• **Supplied data**:

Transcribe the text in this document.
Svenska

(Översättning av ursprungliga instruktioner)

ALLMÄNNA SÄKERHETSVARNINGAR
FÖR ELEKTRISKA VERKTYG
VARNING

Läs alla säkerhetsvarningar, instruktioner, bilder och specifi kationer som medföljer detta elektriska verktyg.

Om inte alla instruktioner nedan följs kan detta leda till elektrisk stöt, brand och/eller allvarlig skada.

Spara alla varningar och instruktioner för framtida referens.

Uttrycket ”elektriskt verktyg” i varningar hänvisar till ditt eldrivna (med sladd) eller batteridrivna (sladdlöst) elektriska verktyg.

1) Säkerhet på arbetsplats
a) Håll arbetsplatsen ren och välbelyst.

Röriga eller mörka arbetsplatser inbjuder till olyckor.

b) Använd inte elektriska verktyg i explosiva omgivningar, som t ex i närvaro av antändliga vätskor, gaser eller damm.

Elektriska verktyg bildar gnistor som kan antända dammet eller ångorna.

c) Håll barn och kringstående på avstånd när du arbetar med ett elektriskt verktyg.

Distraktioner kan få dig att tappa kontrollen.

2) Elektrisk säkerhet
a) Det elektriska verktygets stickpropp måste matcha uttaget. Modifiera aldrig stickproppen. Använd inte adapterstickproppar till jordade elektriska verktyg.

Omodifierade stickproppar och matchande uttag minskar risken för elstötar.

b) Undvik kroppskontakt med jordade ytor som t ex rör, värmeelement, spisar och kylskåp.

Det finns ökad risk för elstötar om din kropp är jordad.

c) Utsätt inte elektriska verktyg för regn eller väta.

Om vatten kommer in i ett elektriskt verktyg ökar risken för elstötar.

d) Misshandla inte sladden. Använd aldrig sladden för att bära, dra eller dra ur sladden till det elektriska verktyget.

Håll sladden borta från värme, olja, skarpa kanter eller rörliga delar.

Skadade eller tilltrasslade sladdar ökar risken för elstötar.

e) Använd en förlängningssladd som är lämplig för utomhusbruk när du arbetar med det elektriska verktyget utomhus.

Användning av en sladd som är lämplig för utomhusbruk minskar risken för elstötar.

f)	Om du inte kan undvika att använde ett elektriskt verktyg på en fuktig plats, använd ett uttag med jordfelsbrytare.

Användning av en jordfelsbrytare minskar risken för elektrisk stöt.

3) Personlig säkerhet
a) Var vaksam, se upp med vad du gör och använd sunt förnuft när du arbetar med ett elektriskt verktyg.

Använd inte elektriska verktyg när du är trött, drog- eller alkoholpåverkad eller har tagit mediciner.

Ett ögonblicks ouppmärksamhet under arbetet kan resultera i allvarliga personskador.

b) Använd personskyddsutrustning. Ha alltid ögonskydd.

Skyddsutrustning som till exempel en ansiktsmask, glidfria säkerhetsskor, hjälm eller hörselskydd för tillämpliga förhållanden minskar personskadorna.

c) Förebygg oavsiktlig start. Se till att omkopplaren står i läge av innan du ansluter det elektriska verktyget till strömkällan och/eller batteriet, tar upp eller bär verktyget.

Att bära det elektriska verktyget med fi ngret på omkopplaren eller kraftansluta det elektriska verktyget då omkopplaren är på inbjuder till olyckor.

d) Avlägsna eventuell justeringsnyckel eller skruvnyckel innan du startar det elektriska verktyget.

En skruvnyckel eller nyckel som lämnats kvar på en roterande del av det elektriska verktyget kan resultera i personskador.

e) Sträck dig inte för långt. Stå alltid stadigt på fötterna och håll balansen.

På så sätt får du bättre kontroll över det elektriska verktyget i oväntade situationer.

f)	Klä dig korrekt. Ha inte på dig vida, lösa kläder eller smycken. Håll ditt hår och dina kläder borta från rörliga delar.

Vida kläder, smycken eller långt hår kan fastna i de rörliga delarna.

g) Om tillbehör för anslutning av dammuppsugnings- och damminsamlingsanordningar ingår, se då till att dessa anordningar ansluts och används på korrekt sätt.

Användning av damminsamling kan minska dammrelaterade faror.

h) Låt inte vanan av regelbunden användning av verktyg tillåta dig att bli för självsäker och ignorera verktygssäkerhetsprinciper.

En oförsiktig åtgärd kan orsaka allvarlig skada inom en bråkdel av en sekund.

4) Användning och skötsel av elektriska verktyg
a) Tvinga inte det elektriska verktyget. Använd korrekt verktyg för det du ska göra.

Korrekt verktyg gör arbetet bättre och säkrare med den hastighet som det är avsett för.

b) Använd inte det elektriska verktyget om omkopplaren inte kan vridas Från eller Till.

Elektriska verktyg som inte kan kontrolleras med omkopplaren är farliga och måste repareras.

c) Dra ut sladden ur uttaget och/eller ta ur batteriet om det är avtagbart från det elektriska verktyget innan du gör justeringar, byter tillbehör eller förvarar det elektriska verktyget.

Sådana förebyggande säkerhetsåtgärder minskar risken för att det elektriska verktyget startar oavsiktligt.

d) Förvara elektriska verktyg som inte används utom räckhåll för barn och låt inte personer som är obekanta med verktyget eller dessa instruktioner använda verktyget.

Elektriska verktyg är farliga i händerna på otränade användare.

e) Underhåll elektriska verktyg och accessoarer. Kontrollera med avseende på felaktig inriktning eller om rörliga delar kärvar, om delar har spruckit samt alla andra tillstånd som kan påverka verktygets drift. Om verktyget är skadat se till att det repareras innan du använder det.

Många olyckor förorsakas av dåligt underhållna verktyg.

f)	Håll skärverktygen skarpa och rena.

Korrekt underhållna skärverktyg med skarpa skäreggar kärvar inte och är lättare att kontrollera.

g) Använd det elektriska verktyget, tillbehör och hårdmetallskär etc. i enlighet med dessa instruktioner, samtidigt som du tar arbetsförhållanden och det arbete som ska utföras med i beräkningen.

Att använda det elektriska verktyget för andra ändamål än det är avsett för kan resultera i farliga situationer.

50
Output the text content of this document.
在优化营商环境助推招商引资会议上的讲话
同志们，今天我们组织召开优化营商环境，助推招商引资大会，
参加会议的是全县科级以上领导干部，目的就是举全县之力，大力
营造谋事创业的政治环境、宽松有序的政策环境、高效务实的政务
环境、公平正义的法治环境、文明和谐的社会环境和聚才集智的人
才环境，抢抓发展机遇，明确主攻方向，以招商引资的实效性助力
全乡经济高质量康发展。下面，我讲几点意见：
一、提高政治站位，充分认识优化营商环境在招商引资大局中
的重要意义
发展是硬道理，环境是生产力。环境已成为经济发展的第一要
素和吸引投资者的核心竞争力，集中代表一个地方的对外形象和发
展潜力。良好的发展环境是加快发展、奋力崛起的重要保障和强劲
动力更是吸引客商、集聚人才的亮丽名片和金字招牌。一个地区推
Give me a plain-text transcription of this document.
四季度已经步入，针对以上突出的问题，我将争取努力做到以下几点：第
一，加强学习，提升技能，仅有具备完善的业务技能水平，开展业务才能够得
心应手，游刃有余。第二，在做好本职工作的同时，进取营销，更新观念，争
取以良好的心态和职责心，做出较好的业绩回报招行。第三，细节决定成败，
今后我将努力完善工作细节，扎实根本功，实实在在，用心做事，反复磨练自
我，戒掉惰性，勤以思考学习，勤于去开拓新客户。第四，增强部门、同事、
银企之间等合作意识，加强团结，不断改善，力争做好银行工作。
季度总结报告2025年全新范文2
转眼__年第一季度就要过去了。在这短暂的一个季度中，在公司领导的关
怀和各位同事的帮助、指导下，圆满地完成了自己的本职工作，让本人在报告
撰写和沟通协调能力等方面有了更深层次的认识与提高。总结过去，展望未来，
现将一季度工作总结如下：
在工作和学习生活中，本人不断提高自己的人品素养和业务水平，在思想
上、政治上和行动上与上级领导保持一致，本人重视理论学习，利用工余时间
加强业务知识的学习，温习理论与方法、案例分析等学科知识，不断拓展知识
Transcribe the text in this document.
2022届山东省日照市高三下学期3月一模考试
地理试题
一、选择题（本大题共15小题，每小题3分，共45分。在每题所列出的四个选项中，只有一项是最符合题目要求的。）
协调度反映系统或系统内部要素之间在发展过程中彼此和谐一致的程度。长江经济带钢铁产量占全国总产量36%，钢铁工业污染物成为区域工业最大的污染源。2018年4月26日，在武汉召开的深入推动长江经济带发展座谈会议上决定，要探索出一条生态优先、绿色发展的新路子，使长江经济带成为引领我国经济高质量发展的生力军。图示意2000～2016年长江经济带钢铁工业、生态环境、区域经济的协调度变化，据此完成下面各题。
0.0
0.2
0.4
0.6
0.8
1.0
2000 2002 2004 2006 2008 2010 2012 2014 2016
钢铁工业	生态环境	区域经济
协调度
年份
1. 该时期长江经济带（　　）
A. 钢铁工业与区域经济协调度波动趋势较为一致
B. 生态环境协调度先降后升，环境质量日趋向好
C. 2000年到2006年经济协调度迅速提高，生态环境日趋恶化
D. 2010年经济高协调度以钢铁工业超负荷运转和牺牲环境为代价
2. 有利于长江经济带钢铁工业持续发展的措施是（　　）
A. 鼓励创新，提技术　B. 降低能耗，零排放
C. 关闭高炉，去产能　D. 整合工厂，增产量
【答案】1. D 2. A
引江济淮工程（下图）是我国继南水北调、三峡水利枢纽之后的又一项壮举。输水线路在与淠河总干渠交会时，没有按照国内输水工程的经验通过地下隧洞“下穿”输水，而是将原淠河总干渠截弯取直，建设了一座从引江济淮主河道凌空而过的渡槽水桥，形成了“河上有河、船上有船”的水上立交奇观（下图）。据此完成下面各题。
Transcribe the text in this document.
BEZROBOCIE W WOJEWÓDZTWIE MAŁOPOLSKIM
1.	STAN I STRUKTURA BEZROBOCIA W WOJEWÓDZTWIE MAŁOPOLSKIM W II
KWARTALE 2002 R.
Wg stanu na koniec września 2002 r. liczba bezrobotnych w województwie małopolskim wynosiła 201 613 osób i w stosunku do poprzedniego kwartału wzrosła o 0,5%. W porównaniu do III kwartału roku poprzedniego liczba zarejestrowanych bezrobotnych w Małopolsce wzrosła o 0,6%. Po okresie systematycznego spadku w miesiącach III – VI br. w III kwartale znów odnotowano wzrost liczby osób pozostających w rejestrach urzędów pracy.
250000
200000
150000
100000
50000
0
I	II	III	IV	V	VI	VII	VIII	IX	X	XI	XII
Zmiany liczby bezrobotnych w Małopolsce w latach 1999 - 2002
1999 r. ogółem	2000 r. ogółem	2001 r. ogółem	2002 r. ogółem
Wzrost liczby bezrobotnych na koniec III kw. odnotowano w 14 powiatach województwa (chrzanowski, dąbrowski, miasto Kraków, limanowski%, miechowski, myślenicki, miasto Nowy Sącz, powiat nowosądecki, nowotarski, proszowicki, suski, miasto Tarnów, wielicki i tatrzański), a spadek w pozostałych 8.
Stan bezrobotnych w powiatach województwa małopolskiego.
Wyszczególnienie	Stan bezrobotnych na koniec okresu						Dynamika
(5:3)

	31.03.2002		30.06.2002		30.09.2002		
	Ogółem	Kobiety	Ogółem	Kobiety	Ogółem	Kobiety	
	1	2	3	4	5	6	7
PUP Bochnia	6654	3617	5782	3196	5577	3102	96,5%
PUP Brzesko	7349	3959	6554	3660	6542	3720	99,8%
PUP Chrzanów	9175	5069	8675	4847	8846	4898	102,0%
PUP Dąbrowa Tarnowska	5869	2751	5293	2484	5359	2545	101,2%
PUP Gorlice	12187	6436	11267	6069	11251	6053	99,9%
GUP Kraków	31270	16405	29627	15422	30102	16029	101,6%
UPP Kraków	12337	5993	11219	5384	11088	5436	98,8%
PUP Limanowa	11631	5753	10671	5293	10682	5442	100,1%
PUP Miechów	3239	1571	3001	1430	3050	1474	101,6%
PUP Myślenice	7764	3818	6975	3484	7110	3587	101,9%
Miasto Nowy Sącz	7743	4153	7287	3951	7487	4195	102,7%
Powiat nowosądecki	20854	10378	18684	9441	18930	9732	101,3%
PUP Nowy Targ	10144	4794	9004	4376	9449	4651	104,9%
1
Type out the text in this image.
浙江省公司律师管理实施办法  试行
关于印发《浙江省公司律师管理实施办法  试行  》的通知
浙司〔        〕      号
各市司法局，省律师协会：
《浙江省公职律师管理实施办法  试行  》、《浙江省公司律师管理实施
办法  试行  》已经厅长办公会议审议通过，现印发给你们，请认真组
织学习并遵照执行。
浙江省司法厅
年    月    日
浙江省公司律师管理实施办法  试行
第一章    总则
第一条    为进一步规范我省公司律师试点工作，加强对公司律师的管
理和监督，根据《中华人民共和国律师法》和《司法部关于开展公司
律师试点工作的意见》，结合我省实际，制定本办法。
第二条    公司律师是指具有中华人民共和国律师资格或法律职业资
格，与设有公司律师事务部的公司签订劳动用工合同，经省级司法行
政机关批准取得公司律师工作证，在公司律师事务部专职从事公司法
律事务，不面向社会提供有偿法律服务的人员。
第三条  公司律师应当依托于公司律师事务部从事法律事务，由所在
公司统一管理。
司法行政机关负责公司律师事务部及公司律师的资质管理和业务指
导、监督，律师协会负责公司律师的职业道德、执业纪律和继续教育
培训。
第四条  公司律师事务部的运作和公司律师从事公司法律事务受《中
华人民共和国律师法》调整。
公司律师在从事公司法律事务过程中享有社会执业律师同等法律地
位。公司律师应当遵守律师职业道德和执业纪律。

• **Problem to solve**:
Work out how many lines of the material above contain the word "utomhusbruk", then give only that figure.

• **Worked answer**:
2